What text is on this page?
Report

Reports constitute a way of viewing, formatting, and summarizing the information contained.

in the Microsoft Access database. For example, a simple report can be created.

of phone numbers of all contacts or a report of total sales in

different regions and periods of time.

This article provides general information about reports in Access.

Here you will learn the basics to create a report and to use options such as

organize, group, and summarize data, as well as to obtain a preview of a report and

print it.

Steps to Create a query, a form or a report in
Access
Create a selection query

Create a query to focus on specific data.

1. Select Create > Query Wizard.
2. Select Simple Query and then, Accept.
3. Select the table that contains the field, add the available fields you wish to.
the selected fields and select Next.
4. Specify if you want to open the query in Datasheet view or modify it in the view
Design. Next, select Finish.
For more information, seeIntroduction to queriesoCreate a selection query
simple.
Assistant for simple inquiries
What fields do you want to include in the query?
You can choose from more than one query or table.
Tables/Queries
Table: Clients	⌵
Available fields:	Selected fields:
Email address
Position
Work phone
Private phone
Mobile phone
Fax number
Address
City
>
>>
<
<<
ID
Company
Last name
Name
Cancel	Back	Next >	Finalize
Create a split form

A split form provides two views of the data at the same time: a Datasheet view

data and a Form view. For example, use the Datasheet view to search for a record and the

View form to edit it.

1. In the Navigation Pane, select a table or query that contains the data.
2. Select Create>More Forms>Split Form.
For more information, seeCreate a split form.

☆ ☆ ☆ ☆ ☆ ☆ ☆

## The problem
Leave out every line without the string "fields" and copy the rest.

## Result for this exercise
3. Select the table that contains the field, add the available fields you wish to.
the selected fields and select Next.
What fields do you want to include in the query?
Available fields:	Selected fields:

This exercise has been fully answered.